[Website and app data records]
▶
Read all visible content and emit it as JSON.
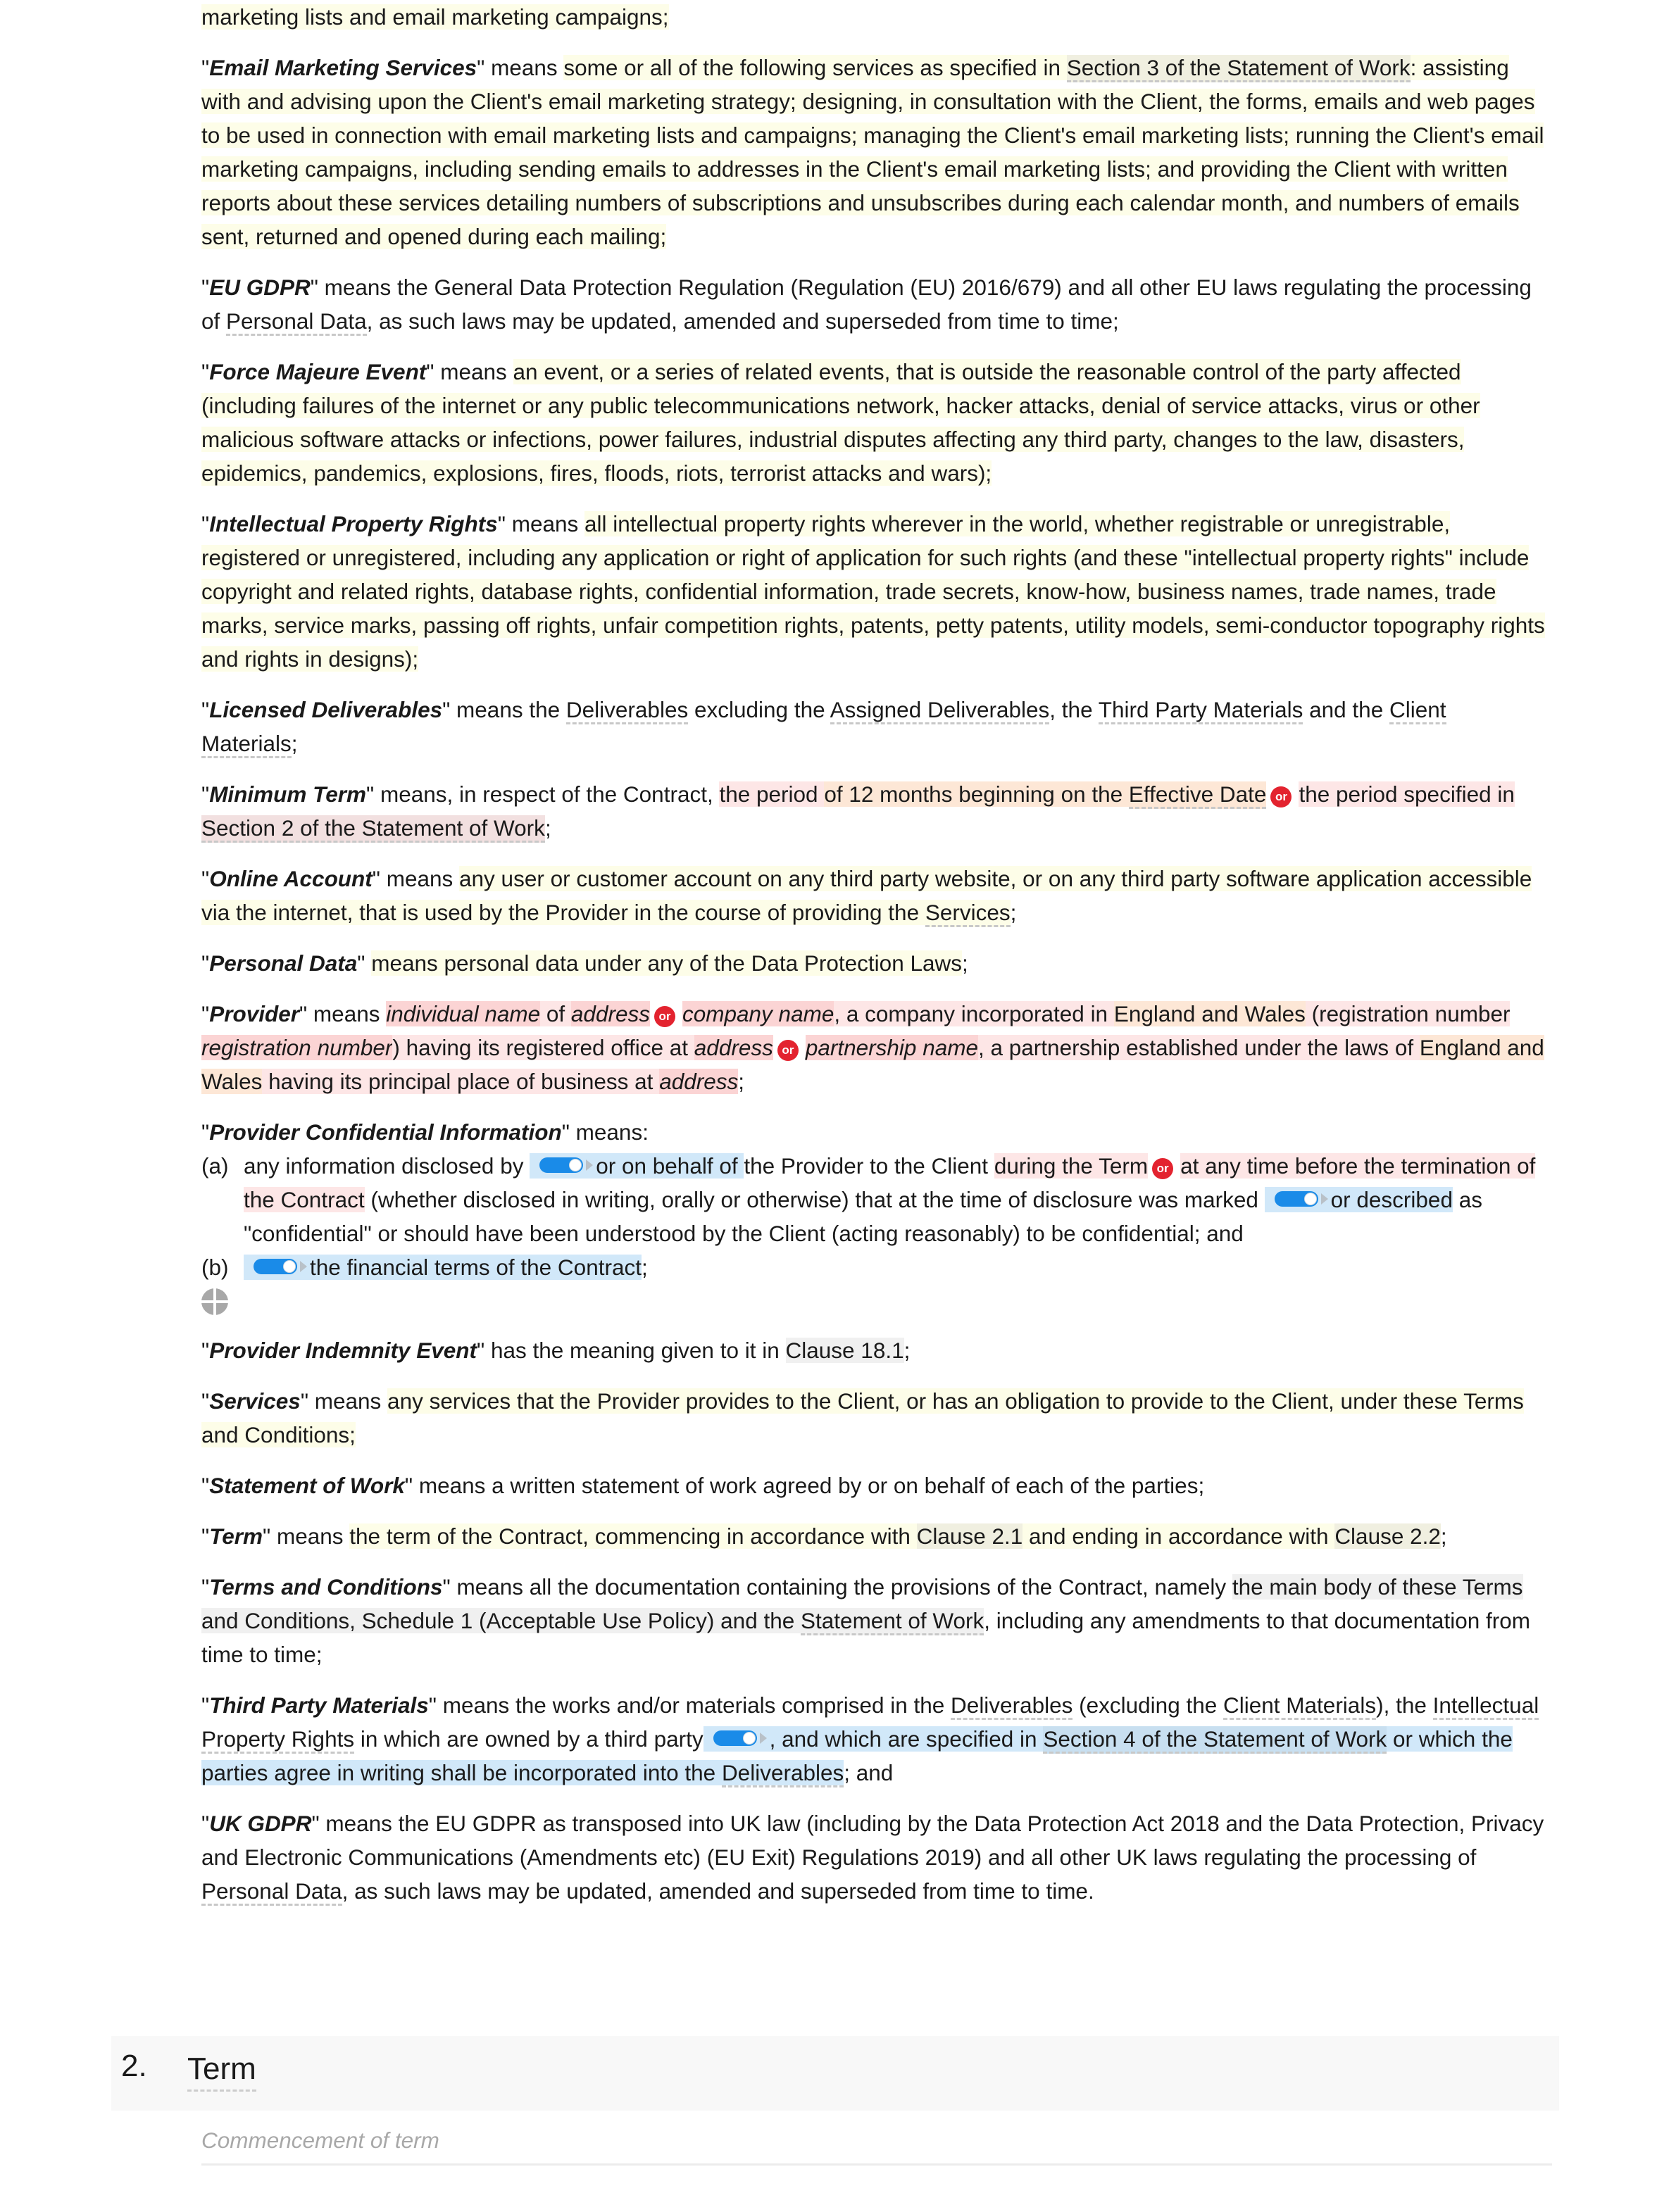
{
  "definitions": {
    "email_marketing_tail": "marketing lists and email marketing campaigns;",
    "email_marketing": {
      "term": "Email Marketing Services",
      "means": "\" means ",
      "text1": "some or all of the following services as specified in ",
      "xref": "Section 3 of the Statement of Work",
      "text2": ": assisting with and advising upon the Client's email marketing strategy; designing, in consultation with the Client, the forms, emails and web pages to be used in connection with email marketing lists and campaigns; managing the Client's email marketing lists; running the Client's email marketing campaigns, including sending emails to addresses in the Client's email marketing lists; and providing the Client with written reports about these services detailing numbers of subscriptions and unsubscribes during each calendar month, and numbers of emails sent, returned and opened during each mailing;"
    },
    "eu_gdpr": {
      "term": "EU GDPR",
      "text1": "\" means the General Data Protection Regulation (Regulation (EU) 2016/679) and all other EU laws regulating the processing of ",
      "xref": "Personal Data",
      "text2": ", as such laws may be updated, amended and superseded from time to time;"
    },
    "force_majeure": {
      "term": "Force Majeure Event",
      "means": "\" means ",
      "text": "an event, or a series of related events, that is outside the reasonable control of the party affected (including failures of the internet or any public telecommunications network, hacker attacks, denial of service attacks, virus or other malicious software attacks or infections, power failures, industrial disputes affecting any third party, changes to the law, disasters, epidemics, pandemics, explosions, fires, floods, riots, terrorist attacks and wars);"
    },
    "ipr": {
      "term": "Intellectual Property Rights",
      "means": "\" means ",
      "text": "all intellectual property rights wherever in the world, whether registrable or unregistrable, registered or unregistered, including any application or right of application for such rights (and these \"intellectual property rights\" include copyright and related rights, database rights, confidential information, trade secrets, know-how, business names, trade names, trade marks, service marks, passing off rights, unfair competition rights, patents, petty patents, utility models, semi-conductor topography rights and rights in designs);"
    },
    "licensed_deliverables": {
      "term": "Licensed Deliverables",
      "text1": "\" means the ",
      "xref1": "Deliverables",
      "text2": " excluding the ",
      "xref2": "Assigned Deliverables",
      "text3": ", the ",
      "xref3": "Third Party Materials",
      "text4": " and the ",
      "xref4": "Client Materials",
      "text5": ";"
    },
    "minimum_term": {
      "term": "Minimum Term",
      "text1": "\" means, in respect of the Contract, ",
      "opt1a": "the period ",
      "opt1b": "of 12 months beginning on the ",
      "opt1_xref": "Effective Date",
      "or": "or",
      "opt2a": "the period specified in ",
      "opt2_xref": "Section 2 of the Statement of Work",
      "text2": ";"
    },
    "online_account": {
      "term": "Online Account",
      "means": "\" means ",
      "text": "any user or customer account on any third party website, or on any third party software application accessible via the internet, that is used by the Provider in the course of providing the ",
      "xref": "Services",
      "text2": ";"
    },
    "personal_data": {
      "term": "Personal Data",
      "means": "\" ",
      "text": "means personal data under any of the ",
      "xref": "Data Protection Laws",
      "text2": ";"
    },
    "provider": {
      "term": "Provider",
      "means": "\" means ",
      "var_individual_name": "individual name",
      "of": " of ",
      "var_address1": "address",
      "or": "or",
      "var_company_name": "company name",
      "text_company": ", a company incorporated in ",
      "england_wales1": "England and Wales",
      "text_reg": " (registration number ",
      "var_reg_number": "registration number",
      "text_office": ") having its registered office at ",
      "var_address2": "address",
      "var_partnership_name": "partnership name",
      "text_partnership": ", a partnership established under the laws of ",
      "england_wales2": "England and Wales",
      "text_place": " having its principal place of business at ",
      "var_address3": "address",
      "end": ";"
    },
    "provider_ci": {
      "term": "Provider Confidential Information",
      "means": "\" means:",
      "a_label": "(a)",
      "a_text1": "any information disclosed by ",
      "a_opt1": "or on behalf of ",
      "a_text2": "the Provider to the Client ",
      "a_during": "during the Term",
      "or": "or",
      "a_anytime": "at any time before the termination of the Contract",
      "a_text3": " (whether disclosed in writing, orally or otherwise) that at the time of disclosure was marked ",
      "a_opt2": "or described",
      "a_text4": " as \"confidential\" or should have been understood by the Client (acting reasonably) to be confidential; and",
      "b_label": "(b)",
      "b_text": "the financial terms of the Contract",
      "b_end": ";"
    },
    "provider_indemnity": {
      "term": "Provider Indemnity Event",
      "text1": "\" has the meaning given to it in ",
      "xref": "Clause 18.1",
      "text2": ";"
    },
    "services": {
      "term": "Services",
      "means": "\" means ",
      "text": "any services that the Provider provides to the Client, or has an obligation to provide to the Client, under these Terms and Conditions;"
    },
    "statement_of_work": {
      "term": "Statement of Work",
      "text": "\" means a written statement of work agreed by or on behalf of each of the parties;"
    },
    "term_def": {
      "term": "Term",
      "means": "\" means ",
      "text1": "the term of the Contract, commencing in accordance with ",
      "xref1": "Clause 2.1",
      "text2": " and ending in accordance with ",
      "xref2": "Clause 2.2",
      "end": ";"
    },
    "terms_conditions": {
      "term": "Terms and Conditions",
      "text1": "\" means all the documentation containing the provisions of the Contract, namely ",
      "grey": "the main body of these Terms and Conditions, Schedule 1 (Acceptable Use Policy) and the ",
      "xref": "Statement of Work",
      "text2": ", including any amendments to that documentation from time to time;"
    },
    "third_party_materials": {
      "term": "Third Party Materials",
      "text1": "\" means the works and/or materials comprised in the ",
      "xref1": "Deliverables",
      "text2": " (excluding the ",
      "xref2": "Client Materials",
      "text3": "), the ",
      "xref3": "Intellectual Property Rights",
      "text4": " in which are owned by a third party",
      "opt_text": ", and which are specified in ",
      "opt_xref": "Section 4 of the Statement of Work",
      "opt_text2": " or which the parties agree in writing shall be incorporated into the ",
      "opt_xref2": "Deliverables",
      "end": "; and"
    },
    "uk_gdpr": {
      "term": "UK GDPR",
      "text1": "\" means the EU GDPR as transposed into UK law (including by the Data Protection Act 2018 and the Data Protection, Privacy and Electronic Communications (Amendments etc) (EU Exit) Regulations 2019) and all other UK laws regulating the processing of ",
      "xref": "Personal Data",
      "text2": ", as such laws may be updated, amended and superseded from time to time."
    }
  },
  "quote": "\"",
  "section": {
    "number": "2.",
    "title": "Term",
    "subheading": "Commencement of term"
  },
  "colors": {
    "optional_highlight": "#fdfde8",
    "alternative_highlight": "#fde6e6",
    "variable_highlight": "#fbd4d4",
    "toggle_highlight": "#d1e8f9",
    "or_badge": "#e3232f",
    "toggle_on": "#1a8be8"
  }
}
◀
(Work instructions)
For the word "which", find every line in the data that holds it and copy that line.

(The completed task)
      "text4": " in which are owned by a third party",
      "opt_text": ", and which are specified in ",
      "opt_text2": " or which the parties agree in writing shall be incorporated into the ",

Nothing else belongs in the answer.